* TASK TO CARRY OUT
Return the material word for word. Do not include pictures.

[Stored data entries]
========================

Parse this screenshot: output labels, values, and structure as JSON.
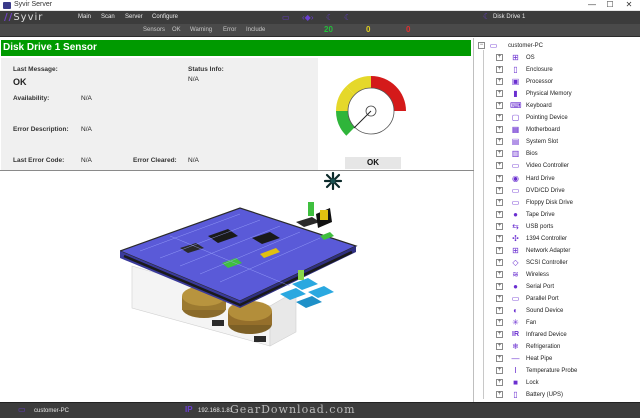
{
  "window": {
    "title": "Syvir Server",
    "minimize": "—",
    "maximize": "☐",
    "close": "✕"
  },
  "menu": {
    "logo": "Syvir",
    "items": [
      "Main",
      "Scan",
      "Server",
      "Configure"
    ],
    "device_title": "Disk Drive 1",
    "icons": [
      "monitor-icon",
      "code-brackets-icon",
      "moon-icon",
      "moon-icon"
    ]
  },
  "tabs": {
    "items": [
      "Sensors",
      "OK",
      "Warning",
      "Error",
      "Include"
    ],
    "counts": {
      "ok": "20",
      "warning": "0",
      "error": "0"
    },
    "colors": {
      "ok": "#22c03a",
      "warning": "#e0d020",
      "error": "#e03030"
    }
  },
  "sensor": {
    "title": "Disk Drive 1 Sensor",
    "last_message_label": "Last Message:",
    "last_message_value": "OK",
    "status_info_label": "Status Info:",
    "status_info_value": "N/A",
    "availability_label": "Availability:",
    "availability_value": "N/A",
    "error_description_label": "Error Description:",
    "error_description_value": "N/A",
    "last_error_code_label": "Last Error Code:",
    "last_error_code_value": "N/A",
    "error_cleared_label": "Error Cleared:",
    "error_cleared_value": "N/A",
    "gauge_status": "OK",
    "accent": "#009a00"
  },
  "tree": {
    "root": "customer-PC",
    "items": [
      {
        "label": "OS",
        "icon": "windows-icon"
      },
      {
        "label": "Enclosure",
        "icon": "enclosure-icon"
      },
      {
        "label": "Processor",
        "icon": "processor-icon"
      },
      {
        "label": "Physical Memory",
        "icon": "memory-icon"
      },
      {
        "label": "Keyboard",
        "icon": "keyboard-icon"
      },
      {
        "label": "Pointing Device",
        "icon": "mouse-icon"
      },
      {
        "label": "Motherboard",
        "icon": "motherboard-icon"
      },
      {
        "label": "System Slot",
        "icon": "slot-icon"
      },
      {
        "label": "Bios",
        "icon": "bios-icon"
      },
      {
        "label": "Video Controller",
        "icon": "video-icon"
      },
      {
        "label": "Hard Drive",
        "icon": "hard-drive-icon"
      },
      {
        "label": "DVD/CD Drive",
        "icon": "dvd-icon"
      },
      {
        "label": "Floppy Disk Drive",
        "icon": "floppy-icon"
      },
      {
        "label": "Tape Drive",
        "icon": "tape-icon"
      },
      {
        "label": "USB ports",
        "icon": "usb-icon"
      },
      {
        "label": "1394 Controller",
        "icon": "firewire-icon"
      },
      {
        "label": "Network Adapter",
        "icon": "network-icon"
      },
      {
        "label": "SCSI Controller",
        "icon": "scsi-icon"
      },
      {
        "label": "Wireless",
        "icon": "wireless-icon"
      },
      {
        "label": "Serial Port",
        "icon": "serial-icon"
      },
      {
        "label": "Parallel Port",
        "icon": "parallel-icon"
      },
      {
        "label": "Sound Device",
        "icon": "sound-icon"
      },
      {
        "label": "Fan",
        "icon": "fan-icon"
      },
      {
        "label": "Infrared Device",
        "icon": "infrared-icon"
      },
      {
        "label": "Refrigeration",
        "icon": "snowflake-icon"
      },
      {
        "label": "Heat Pipe",
        "icon": "heat-pipe-icon"
      },
      {
        "label": "Temperature Probe",
        "icon": "thermometer-icon"
      },
      {
        "label": "Lock",
        "icon": "lock-icon"
      },
      {
        "label": "Battery (UPS)",
        "icon": "battery-icon"
      }
    ]
  },
  "statusbar": {
    "pc": "customer-PC",
    "ip_label": "IP",
    "ip": "192.168.1.81"
  },
  "watermark": "GearDownload.com"
}
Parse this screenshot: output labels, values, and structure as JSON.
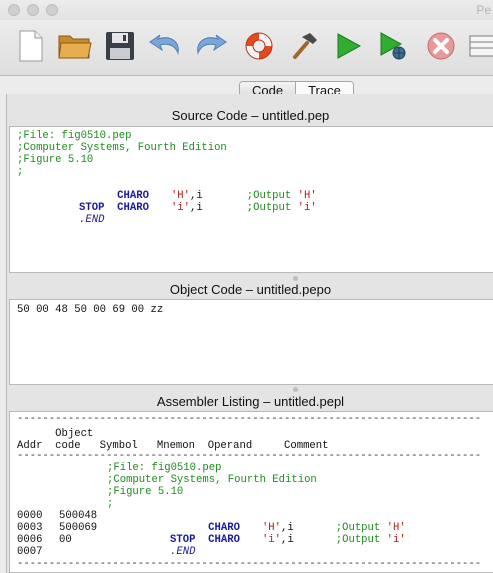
{
  "window": {
    "title": "Pe"
  },
  "toolbar": {
    "buttons": [
      {
        "name": "new-icon"
      },
      {
        "name": "open-folder-icon"
      },
      {
        "name": "save-icon"
      },
      {
        "name": "undo-icon"
      },
      {
        "name": "redo-icon"
      },
      {
        "name": "help-lifebuoy-icon"
      },
      {
        "name": "build-hammer-icon"
      },
      {
        "name": "run-icon"
      },
      {
        "name": "debug-run-icon"
      },
      {
        "name": "stop-icon"
      }
    ]
  },
  "tabs": {
    "code": "Code",
    "trace": "Trace",
    "active": "Code"
  },
  "source_pane": {
    "title": "Source Code – untitled.pep",
    "comments": [
      ";File: fig0510.pep",
      ";Computer Systems, Fourth Edition",
      ";Figure 5.10",
      ";"
    ],
    "instructions": [
      {
        "mnemonic": "CHARO",
        "operand_char": "'H'",
        "operand_mode": ",i",
        "comment_prefix": ";Output ",
        "comment_char": "'H'"
      },
      {
        "mnemonic": "CHARO",
        "operand_char": "'i'",
        "operand_mode": ",i",
        "comment_prefix": ";Output ",
        "comment_char": "'i'"
      },
      {
        "mnemonic": "STOP"
      },
      {
        "directive": ".END"
      }
    ]
  },
  "object_pane": {
    "title": "Object Code – untitled.pepo",
    "code": "50 00 48 50 00 69 00 zz"
  },
  "listing_pane": {
    "title": "Assembler Listing – untitled.pepl",
    "dash_line": "-------------------------------------------------------------------------",
    "header_row1": "      Object",
    "header_row2": "Addr  code   Symbol   Mnemon  Operand     Comment",
    "comments": [
      ";File: fig0510.pep",
      ";Computer Systems, Fourth Edition",
      ";Figure 5.10",
      ";"
    ],
    "rows": [
      {
        "addr": "0000",
        "code": "500048",
        "mnemonic": "CHARO",
        "operand_char": "'H'",
        "operand_mode": ",i",
        "comment_prefix": ";Output ",
        "comment_char": "'H'"
      },
      {
        "addr": "0003",
        "code": "500069",
        "mnemonic": "CHARO",
        "operand_char": "'i'",
        "operand_mode": ",i",
        "comment_prefix": ";Output ",
        "comment_char": "'i'"
      },
      {
        "addr": "0006",
        "code": "00",
        "mnemonic": "STOP"
      },
      {
        "addr": "0007",
        "directive": ".END"
      }
    ]
  }
}
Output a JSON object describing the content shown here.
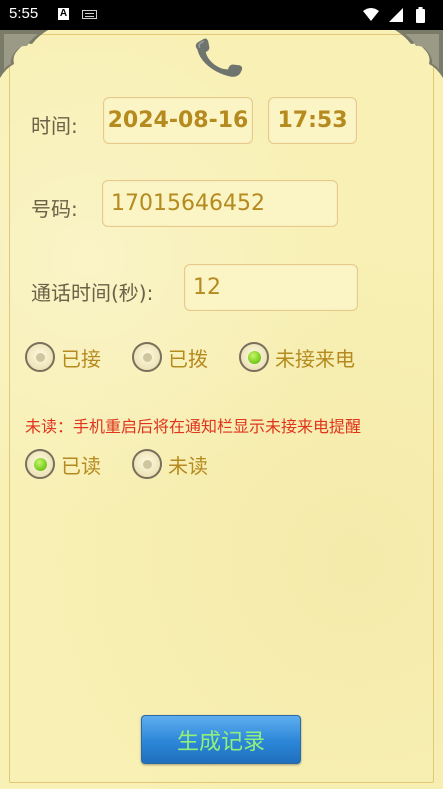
{
  "status_bar": {
    "time": "5:55",
    "a_icon_label": "A"
  },
  "form": {
    "time_label": "时间:",
    "date_value": "2024-08-16",
    "time_value": "17:53",
    "number_label": "号码:",
    "number_value": "17015646452",
    "duration_label": "通话时间(秒):",
    "duration_value": "12"
  },
  "call_type": {
    "options": [
      "已接",
      "已拨",
      "未接来电"
    ],
    "selected": "未接来电"
  },
  "note": "未读：手机重启后将在通知栏显示未接来电提醒",
  "read_status": {
    "options": [
      "已读",
      "未读"
    ],
    "selected": "已读"
  },
  "generate_button_label": "生成记录",
  "colors": {
    "accent_text": "#b58a1f",
    "note_text": "#e0341d",
    "button": "#2c86d7",
    "button_text": "#8ff07a"
  }
}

========================

* WORKED ANSWER
Parse this screenshot: output labels, values, and structure as JSON.
{
  "window": {
    "title": "Syvir Server",
    "minimize": "—",
    "maximize": "☐",
    "close": "✕"
  },
  "menu": {
    "logo": "Syvir",
    "items": [
      "Main",
      "Scan",
      "Server",
      "Configure"
    ],
    "device_title": "Disk Drive 1",
    "icons": [
      "monitor-icon",
      "code-brackets-icon",
      "moon-icon",
      "moon-icon"
    ]
  },
  "tabs": {
    "items": [
      "Sensors",
      "OK",
      "Warning",
      "Error",
      "Include"
    ],
    "counts": {
      "ok": "20",
      "warning": "0",
      "error": "0"
    },
    "colors": {
      "ok": "#22c03a",
      "warning": "#e0d020",
      "error": "#e03030"
    }
  },
  "sensor": {
    "title": "Disk Drive 1 Sensor",
    "last_message_label": "Last Message:",
    "last_message_value": "OK",
    "status_info_label": "Status Info:",
    "status_info_value": "N/A",
    "availability_label": "Availability:",
    "availability_value": "N/A",
    "error_description_label": "Error Description:",
    "error_description_value": "N/A",
    "last_error_code_label": "Last Error Code:",
    "last_error_code_value": "N/A",
    "error_cleared_label": "Error Cleared:",
    "error_cleared_value": "N/A",
    "gauge_status": "OK",
    "accent": "#009a00"
  },
  "tree": {
    "root": "customer-PC",
    "items": [
      {
        "label": "OS",
        "icon": "windows-icon"
      },
      {
        "label": "Enclosure",
        "icon": "enclosure-icon"
      },
      {
        "label": "Processor",
        "icon": "processor-icon"
      },
      {
        "label": "Physical Memory",
        "icon": "memory-icon"
      },
      {
        "label": "Keyboard",
        "icon": "keyboard-icon"
      },
      {
        "label": "Pointing Device",
        "icon": "mouse-icon"
      },
      {
        "label": "Motherboard",
        "icon": "motherboard-icon"
      },
      {
        "label": "System Slot",
        "icon": "slot-icon"
      },
      {
        "label": "Bios",
        "icon": "bios-icon"
      },
      {
        "label": "Video Controller",
        "icon": "video-icon"
      },
      {
        "label": "Hard Drive",
        "icon": "hard-drive-icon"
      },
      {
        "label": "DVD/CD Drive",
        "icon": "dvd-icon"
      },
      {
        "label": "Floppy Disk Drive",
        "icon": "floppy-icon"
      },
      {
        "label": "Tape Drive",
        "icon": "tape-icon"
      },
      {
        "label": "USB ports",
        "icon": "usb-icon"
      },
      {
        "label": "1394 Controller",
        "icon": "firewire-icon"
      },
      {
        "label": "Network Adapter",
        "icon": "network-icon"
      },
      {
        "label": "SCSI Controller",
        "icon": "scsi-icon"
      },
      {
        "label": "Wireless",
        "icon": "wireless-icon"
      },
      {
        "label": "Serial Port",
        "icon": "serial-icon"
      },
      {
        "label": "Parallel Port",
        "icon": "parallel-icon"
      },
      {
        "label": "Sound Device",
        "icon": "sound-icon"
      },
      {
        "label": "Fan",
        "icon": "fan-icon"
      },
      {
        "label": "Infrared Device",
        "icon": "infrared-icon"
      },
      {
        "label": "Refrigeration",
        "icon": "snowflake-icon"
      },
      {
        "label": "Heat Pipe",
        "icon": "heat-pipe-icon"
      },
      {
        "label": "Temperature Probe",
        "icon": "thermometer-icon"
      },
      {
        "label": "Lock",
        "icon": "lock-icon"
      },
      {
        "label": "Battery (UPS)",
        "icon": "battery-icon"
      }
    ]
  },
  "statusbar": {
    "pc": "customer-PC",
    "ip_label": "IP",
    "ip": "192.168.1.81"
  },
  "watermark": "GearDownload.com"
}
Parse this screenshot: output labels, values, and structure as JSON.
{
  "window": {
    "title": "Pe"
  },
  "toolbar": {
    "buttons": [
      {
        "name": "new-icon"
      },
      {
        "name": "open-folder-icon"
      },
      {
        "name": "save-icon"
      },
      {
        "name": "undo-icon"
      },
      {
        "name": "redo-icon"
      },
      {
        "name": "help-lifebuoy-icon"
      },
      {
        "name": "build-hammer-icon"
      },
      {
        "name": "run-icon"
      },
      {
        "name": "debug-run-icon"
      },
      {
        "name": "stop-icon"
      }
    ]
  },
  "tabs": {
    "code": "Code",
    "trace": "Trace",
    "active": "Code"
  },
  "source_pane": {
    "title": "Source Code – untitled.pep",
    "comments": [
      ";File: fig0510.pep",
      ";Computer Systems, Fourth Edition",
      ";Figure 5.10",
      ";"
    ],
    "instructions": [
      {
        "mnemonic": "CHARO",
        "operand_char": "'H'",
        "operand_mode": ",i",
        "comment_prefix": ";Output ",
        "comment_char": "'H'"
      },
      {
        "mnemonic": "CHARO",
        "operand_char": "'i'",
        "operand_mode": ",i",
        "comment_prefix": ";Output ",
        "comment_char": "'i'"
      },
      {
        "mnemonic": "STOP"
      },
      {
        "directive": ".END"
      }
    ]
  },
  "object_pane": {
    "title": "Object Code – untitled.pepo",
    "code": "50 00 48 50 00 69 00 zz"
  },
  "listing_pane": {
    "title": "Assembler Listing – untitled.pepl",
    "dash_line": "-------------------------------------------------------------------------",
    "header_row1": "      Object",
    "header_row2": "Addr  code   Symbol   Mnemon  Operand     Comment",
    "comments": [
      ";File: fig0510.pep",
      ";Computer Systems, Fourth Edition",
      ";Figure 5.10",
      ";"
    ],
    "rows": [
      {
        "addr": "0000",
        "code": "500048",
        "mnemonic": "CHARO",
        "operand_char": "'H'",
        "operand_mode": ",i",
        "comment_prefix": ";Output ",
        "comment_char": "'H'"
      },
      {
        "addr": "0003",
        "code": "500069",
        "mnemonic": "CHARO",
        "operand_char": "'i'",
        "operand_mode": ",i",
        "comment_prefix": ";Output ",
        "comment_char": "'i'"
      },
      {
        "addr": "0006",
        "code": "00",
        "mnemonic": "STOP"
      },
      {
        "addr": "0007",
        "directive": ".END"
      }
    ]
  }
}
Output a JSON object describing the content shown here.
{
  "status_bar": {
    "time": "5:55",
    "a_icon_label": "A"
  },
  "form": {
    "time_label": "时间:",
    "date_value": "2024-08-16",
    "time_value": "17:53",
    "number_label": "号码:",
    "number_value": "17015646452",
    "duration_label": "通话时间(秒):",
    "duration_value": "12"
  },
  "call_type": {
    "options": [
      "已接",
      "已拨",
      "未接来电"
    ],
    "selected": "未接来电"
  },
  "note": "未读：手机重启后将在通知栏显示未接来电提醒",
  "read_status": {
    "options": [
      "已读",
      "未读"
    ],
    "selected": "已读"
  },
  "generate_button_label": "生成记录",
  "colors": {
    "accent_text": "#b58a1f",
    "note_text": "#e0341d",
    "button": "#2c86d7",
    "button_text": "#8ff07a"
  }
}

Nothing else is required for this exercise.